>>>>

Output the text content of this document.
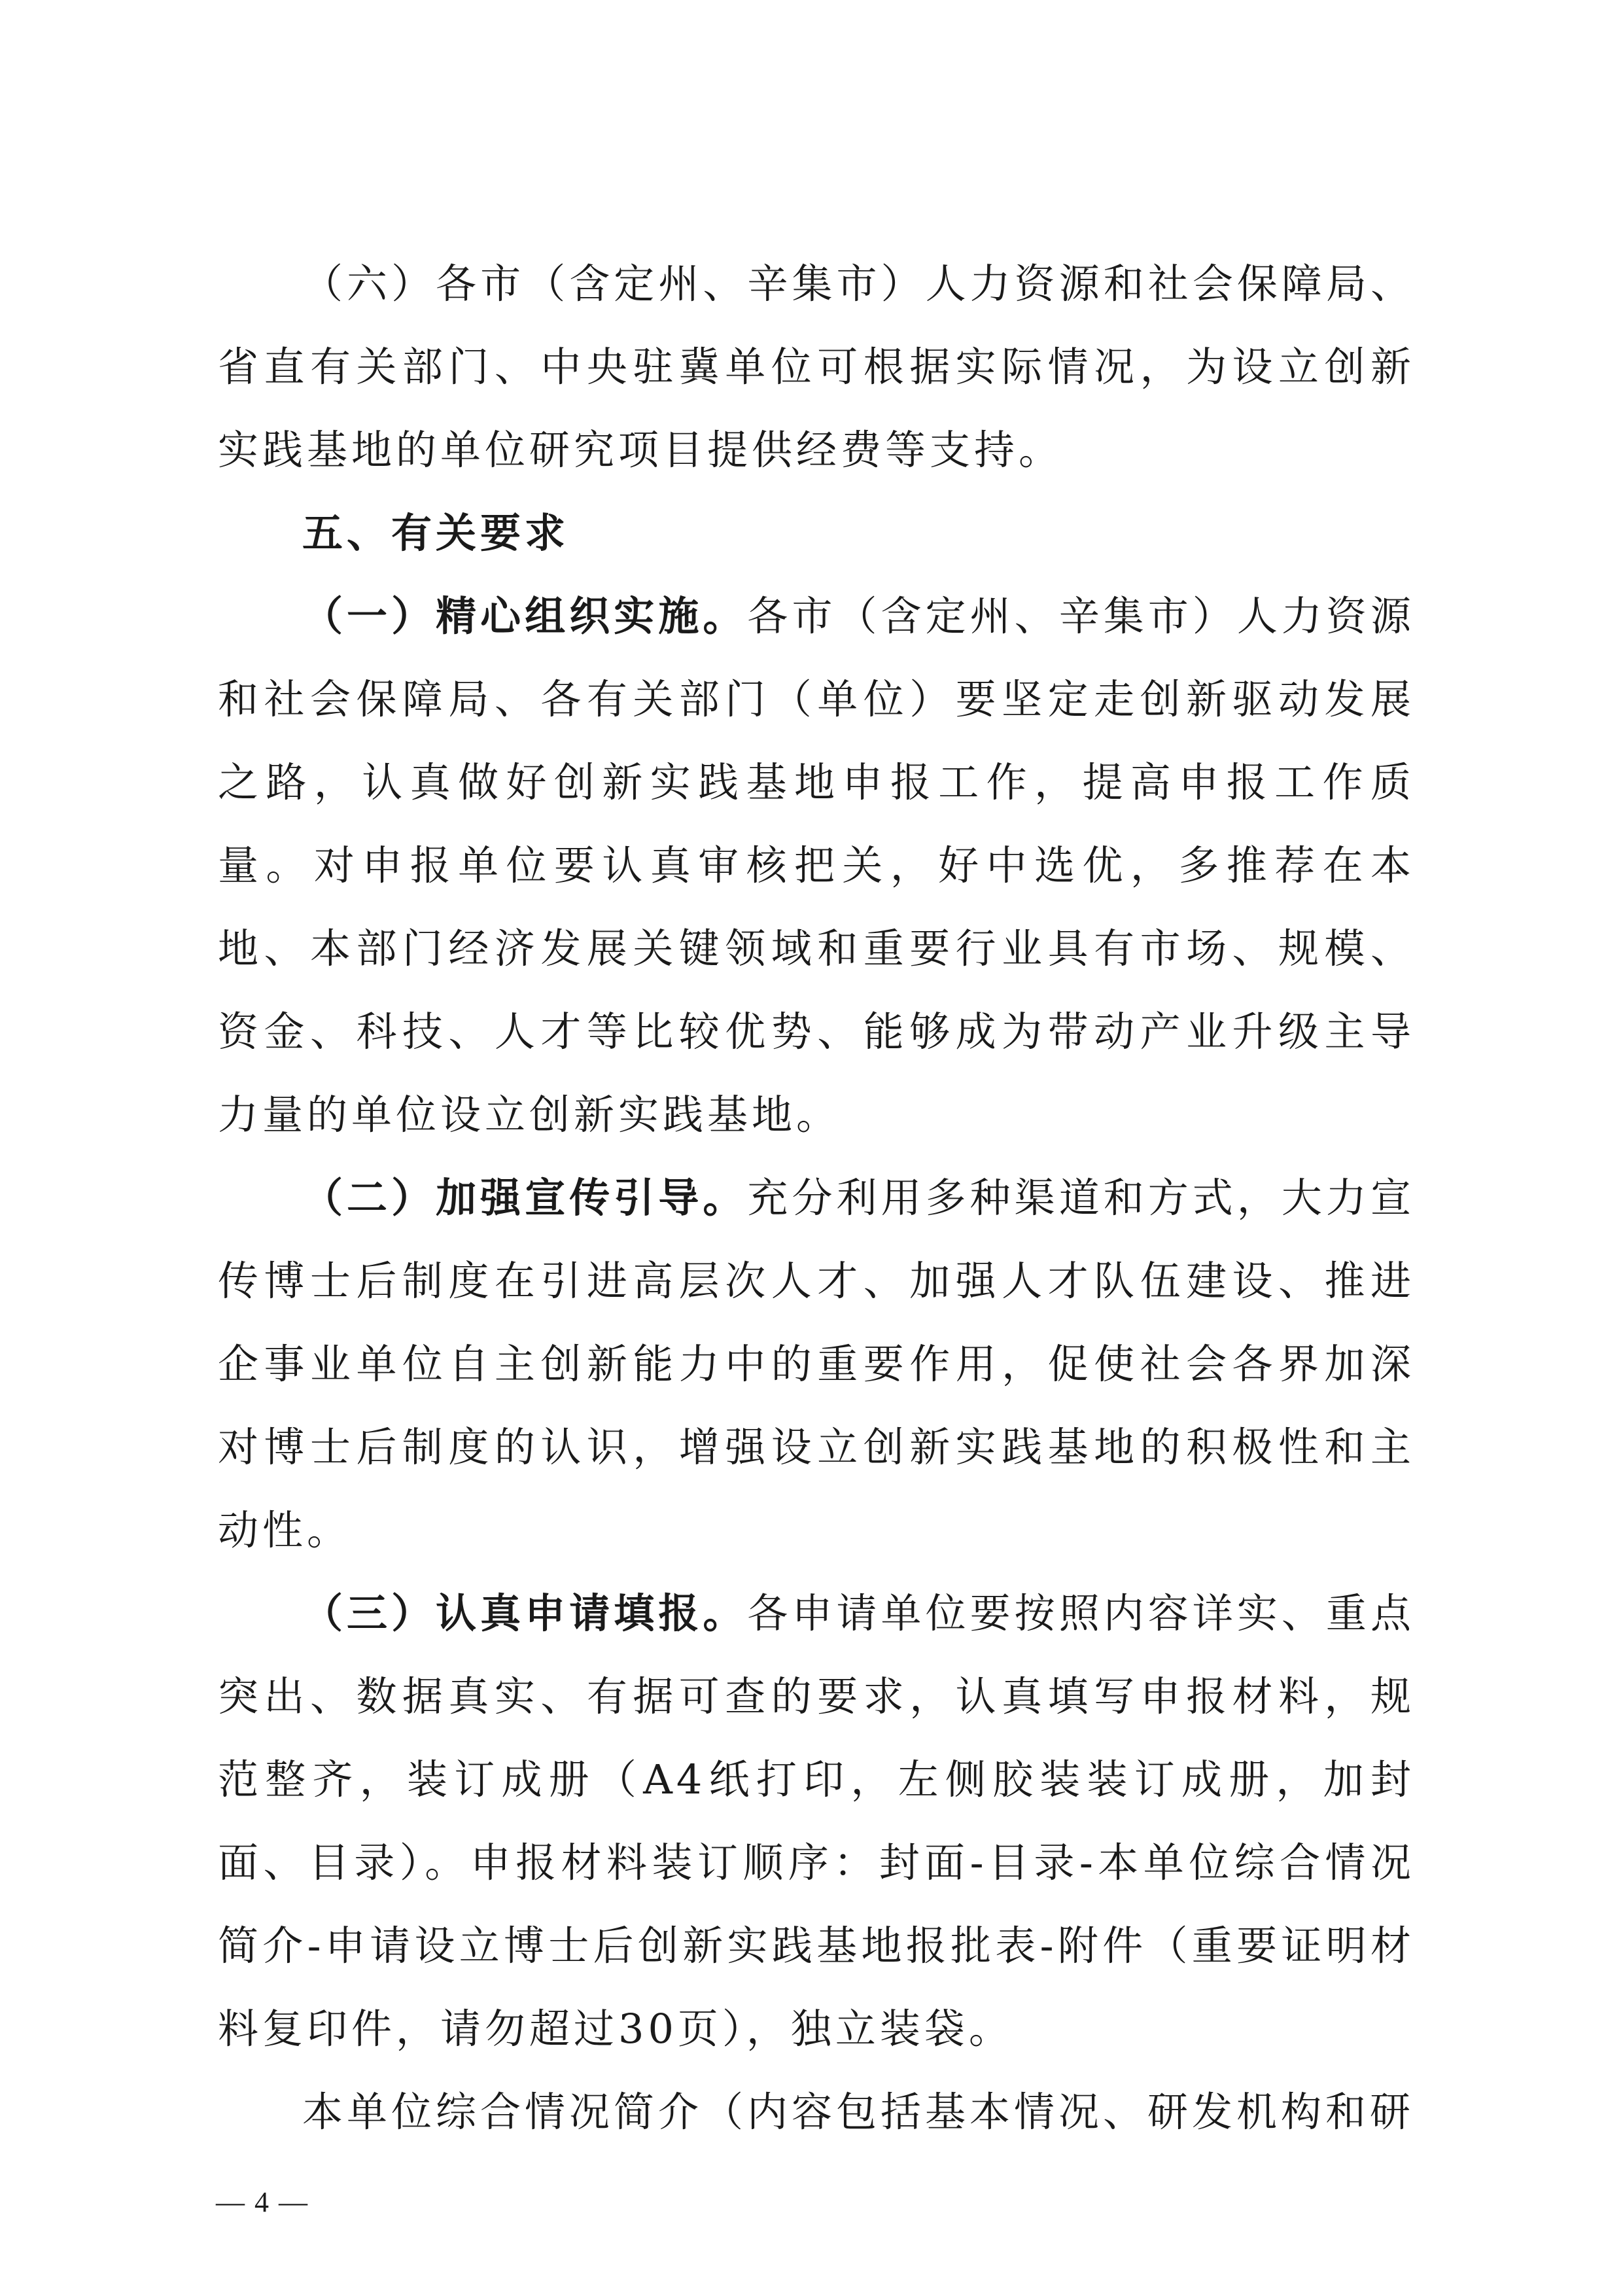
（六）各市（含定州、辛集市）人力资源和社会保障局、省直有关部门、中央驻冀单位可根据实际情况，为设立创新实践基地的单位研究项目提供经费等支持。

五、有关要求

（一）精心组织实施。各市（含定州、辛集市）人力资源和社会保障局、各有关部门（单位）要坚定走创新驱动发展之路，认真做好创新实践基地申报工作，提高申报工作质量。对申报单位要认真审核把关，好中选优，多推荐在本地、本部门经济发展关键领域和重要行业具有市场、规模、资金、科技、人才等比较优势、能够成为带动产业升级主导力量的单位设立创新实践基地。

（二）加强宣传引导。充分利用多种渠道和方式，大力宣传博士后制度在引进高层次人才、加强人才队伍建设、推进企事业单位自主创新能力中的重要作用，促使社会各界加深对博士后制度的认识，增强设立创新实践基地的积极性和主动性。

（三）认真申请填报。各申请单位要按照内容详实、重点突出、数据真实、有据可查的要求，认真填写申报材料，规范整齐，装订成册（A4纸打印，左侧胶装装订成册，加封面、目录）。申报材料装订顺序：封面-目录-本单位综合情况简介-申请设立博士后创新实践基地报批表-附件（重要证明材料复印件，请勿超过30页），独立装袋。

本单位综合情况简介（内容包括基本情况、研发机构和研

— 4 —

<<<<

* **To be done**: Find all lines with "本单位综合情况简介" in them and copy each one.

* **Problem solution**:
（三）认真申请填报。各申请单位要按照内容详实、重点突出、数据真实、有据可查的要求，认真填写申报材料，规范整齐，装订成册（A4纸打印，左侧胶装装订成册，加封面、目录）。申报材料装订顺序：封面-目录-本单位综合情况简介-申请设立博士后创新实践基地报批表-附件（重要证明材料复印件，请勿超过30页），独立装袋。
本单位综合情况简介（内容包括基本情况、研发机构和研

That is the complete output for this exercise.